• [SET EXERCISE] Read through the records below and copy each line that uses the word "title".

## START

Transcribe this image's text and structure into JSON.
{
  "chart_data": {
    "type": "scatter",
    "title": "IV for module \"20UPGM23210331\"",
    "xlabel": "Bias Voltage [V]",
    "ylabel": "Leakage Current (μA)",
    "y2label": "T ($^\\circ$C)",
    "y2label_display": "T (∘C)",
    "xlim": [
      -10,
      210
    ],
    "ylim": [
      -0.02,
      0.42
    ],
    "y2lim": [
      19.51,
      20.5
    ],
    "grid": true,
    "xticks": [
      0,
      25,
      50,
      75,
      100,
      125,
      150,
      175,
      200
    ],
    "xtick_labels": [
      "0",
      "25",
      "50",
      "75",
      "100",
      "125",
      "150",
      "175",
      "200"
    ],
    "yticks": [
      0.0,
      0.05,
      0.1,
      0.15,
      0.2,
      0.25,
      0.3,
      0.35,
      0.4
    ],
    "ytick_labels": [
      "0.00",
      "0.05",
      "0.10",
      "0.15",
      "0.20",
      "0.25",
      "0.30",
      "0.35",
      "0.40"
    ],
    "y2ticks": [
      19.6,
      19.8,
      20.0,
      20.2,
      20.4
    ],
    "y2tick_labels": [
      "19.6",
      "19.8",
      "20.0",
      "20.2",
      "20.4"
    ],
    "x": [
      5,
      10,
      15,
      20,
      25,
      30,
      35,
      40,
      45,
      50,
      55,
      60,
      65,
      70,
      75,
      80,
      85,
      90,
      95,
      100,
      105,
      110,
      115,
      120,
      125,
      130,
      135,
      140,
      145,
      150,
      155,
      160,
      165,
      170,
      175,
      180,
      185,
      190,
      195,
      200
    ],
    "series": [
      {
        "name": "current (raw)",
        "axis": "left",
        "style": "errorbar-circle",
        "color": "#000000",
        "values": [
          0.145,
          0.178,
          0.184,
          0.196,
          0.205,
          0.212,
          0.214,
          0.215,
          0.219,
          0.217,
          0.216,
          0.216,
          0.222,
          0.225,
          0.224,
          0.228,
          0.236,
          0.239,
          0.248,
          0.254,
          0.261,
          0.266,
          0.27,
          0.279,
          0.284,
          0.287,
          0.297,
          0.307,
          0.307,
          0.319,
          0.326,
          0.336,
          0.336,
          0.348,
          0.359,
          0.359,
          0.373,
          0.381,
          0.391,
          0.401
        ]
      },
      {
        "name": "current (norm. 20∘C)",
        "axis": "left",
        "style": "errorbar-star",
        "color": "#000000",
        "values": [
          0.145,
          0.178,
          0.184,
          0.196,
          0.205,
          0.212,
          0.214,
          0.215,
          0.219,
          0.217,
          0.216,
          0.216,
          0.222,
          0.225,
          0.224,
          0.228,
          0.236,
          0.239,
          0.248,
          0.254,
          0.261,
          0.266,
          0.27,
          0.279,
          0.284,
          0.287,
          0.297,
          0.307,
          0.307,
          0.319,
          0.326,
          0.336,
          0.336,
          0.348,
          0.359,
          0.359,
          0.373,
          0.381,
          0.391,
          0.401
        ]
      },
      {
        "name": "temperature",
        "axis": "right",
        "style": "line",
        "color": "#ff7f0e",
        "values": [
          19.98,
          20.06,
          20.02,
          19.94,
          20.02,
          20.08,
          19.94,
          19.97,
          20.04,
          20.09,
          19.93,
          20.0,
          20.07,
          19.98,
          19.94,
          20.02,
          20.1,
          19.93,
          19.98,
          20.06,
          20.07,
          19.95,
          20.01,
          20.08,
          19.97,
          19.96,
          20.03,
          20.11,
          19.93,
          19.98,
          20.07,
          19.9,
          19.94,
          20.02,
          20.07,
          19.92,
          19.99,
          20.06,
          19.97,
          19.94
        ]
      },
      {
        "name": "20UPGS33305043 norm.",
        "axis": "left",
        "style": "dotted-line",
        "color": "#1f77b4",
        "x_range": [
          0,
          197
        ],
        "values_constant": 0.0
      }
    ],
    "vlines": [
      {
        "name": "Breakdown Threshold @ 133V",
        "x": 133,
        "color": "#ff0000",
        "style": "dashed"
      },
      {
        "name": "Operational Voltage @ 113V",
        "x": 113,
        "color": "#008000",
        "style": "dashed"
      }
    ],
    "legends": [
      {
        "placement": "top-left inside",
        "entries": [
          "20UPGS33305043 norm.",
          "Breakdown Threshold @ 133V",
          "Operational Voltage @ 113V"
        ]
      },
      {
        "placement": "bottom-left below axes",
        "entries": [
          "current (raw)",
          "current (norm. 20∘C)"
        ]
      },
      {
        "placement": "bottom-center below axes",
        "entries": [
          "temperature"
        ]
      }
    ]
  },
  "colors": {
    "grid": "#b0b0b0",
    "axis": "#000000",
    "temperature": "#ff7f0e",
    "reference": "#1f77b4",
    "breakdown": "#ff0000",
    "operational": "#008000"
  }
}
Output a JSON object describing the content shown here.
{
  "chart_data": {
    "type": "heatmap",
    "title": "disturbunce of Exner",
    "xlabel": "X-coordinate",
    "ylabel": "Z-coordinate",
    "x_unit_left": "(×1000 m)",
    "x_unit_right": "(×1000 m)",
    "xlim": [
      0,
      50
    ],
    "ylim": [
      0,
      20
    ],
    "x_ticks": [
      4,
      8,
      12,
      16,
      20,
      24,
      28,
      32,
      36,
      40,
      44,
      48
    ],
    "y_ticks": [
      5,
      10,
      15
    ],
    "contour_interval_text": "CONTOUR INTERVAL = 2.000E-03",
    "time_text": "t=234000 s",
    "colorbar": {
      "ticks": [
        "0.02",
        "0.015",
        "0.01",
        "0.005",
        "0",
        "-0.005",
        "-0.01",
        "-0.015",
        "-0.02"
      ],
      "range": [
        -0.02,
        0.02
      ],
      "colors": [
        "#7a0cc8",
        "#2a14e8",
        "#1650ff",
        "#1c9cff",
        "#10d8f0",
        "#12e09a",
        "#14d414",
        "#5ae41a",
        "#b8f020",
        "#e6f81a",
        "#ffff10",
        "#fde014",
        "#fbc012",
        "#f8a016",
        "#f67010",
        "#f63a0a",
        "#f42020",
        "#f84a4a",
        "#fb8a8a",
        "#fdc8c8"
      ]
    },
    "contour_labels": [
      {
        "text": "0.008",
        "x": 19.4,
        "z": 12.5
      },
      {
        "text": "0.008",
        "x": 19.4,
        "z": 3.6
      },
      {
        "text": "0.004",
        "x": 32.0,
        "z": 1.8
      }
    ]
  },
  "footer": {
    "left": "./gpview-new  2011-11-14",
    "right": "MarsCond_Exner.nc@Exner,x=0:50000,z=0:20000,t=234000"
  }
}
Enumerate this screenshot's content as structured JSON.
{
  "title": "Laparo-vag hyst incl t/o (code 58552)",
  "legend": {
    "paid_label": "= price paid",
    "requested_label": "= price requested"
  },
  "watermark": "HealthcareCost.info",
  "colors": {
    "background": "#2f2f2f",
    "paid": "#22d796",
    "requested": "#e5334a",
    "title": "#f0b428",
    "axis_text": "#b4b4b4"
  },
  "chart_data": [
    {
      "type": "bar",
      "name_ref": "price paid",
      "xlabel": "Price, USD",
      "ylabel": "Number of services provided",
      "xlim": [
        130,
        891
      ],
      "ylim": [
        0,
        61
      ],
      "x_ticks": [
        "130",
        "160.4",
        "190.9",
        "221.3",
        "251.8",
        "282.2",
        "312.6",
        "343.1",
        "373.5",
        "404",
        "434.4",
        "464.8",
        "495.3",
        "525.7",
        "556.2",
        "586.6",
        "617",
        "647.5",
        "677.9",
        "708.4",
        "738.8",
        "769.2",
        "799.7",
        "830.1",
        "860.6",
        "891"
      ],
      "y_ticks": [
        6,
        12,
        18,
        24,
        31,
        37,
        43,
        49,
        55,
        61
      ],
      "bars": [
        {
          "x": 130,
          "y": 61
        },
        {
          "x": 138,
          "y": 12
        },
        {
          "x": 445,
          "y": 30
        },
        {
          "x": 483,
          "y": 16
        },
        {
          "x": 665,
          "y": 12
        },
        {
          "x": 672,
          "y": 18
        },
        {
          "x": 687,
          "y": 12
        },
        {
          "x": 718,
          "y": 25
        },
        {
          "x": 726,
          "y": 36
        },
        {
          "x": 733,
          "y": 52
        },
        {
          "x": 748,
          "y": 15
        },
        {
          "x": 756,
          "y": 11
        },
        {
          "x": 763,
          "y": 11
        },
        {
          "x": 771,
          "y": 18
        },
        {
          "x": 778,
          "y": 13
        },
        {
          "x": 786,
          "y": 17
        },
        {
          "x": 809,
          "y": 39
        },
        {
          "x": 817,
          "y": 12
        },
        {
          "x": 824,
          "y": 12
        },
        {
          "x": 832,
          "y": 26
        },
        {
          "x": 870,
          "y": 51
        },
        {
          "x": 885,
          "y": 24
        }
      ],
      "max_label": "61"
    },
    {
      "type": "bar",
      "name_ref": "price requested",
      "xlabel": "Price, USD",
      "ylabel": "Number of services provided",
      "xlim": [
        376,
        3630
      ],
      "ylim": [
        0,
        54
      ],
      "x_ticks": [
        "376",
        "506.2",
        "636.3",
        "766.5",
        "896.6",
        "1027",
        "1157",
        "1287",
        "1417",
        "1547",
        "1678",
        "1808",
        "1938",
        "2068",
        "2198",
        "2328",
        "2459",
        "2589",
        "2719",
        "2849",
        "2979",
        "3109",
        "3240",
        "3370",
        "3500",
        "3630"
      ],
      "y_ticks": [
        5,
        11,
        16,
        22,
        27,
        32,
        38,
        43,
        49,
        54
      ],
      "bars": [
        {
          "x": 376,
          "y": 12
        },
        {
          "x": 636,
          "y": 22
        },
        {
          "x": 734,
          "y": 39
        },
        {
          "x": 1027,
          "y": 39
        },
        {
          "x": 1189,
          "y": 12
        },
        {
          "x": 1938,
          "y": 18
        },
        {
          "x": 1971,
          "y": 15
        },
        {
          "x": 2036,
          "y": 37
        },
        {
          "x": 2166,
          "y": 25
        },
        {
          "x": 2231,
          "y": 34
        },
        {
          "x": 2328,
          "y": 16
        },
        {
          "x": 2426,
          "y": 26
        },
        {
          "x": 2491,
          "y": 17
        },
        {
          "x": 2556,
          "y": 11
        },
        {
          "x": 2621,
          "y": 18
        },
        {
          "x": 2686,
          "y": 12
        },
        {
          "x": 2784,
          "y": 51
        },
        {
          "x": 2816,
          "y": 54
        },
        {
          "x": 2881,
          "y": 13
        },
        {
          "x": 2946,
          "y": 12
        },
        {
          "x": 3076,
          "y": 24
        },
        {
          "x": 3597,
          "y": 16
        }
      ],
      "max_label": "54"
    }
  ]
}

## END

• [SOLUTION TO THE EXERCISE]
    "title": "IV for module \"20UPGM23210331\"",
    "title": "disturbunce of Exner",
  "title": "Laparo-vag hyst incl t/o (code 58552)",
    "title": "#f0b428",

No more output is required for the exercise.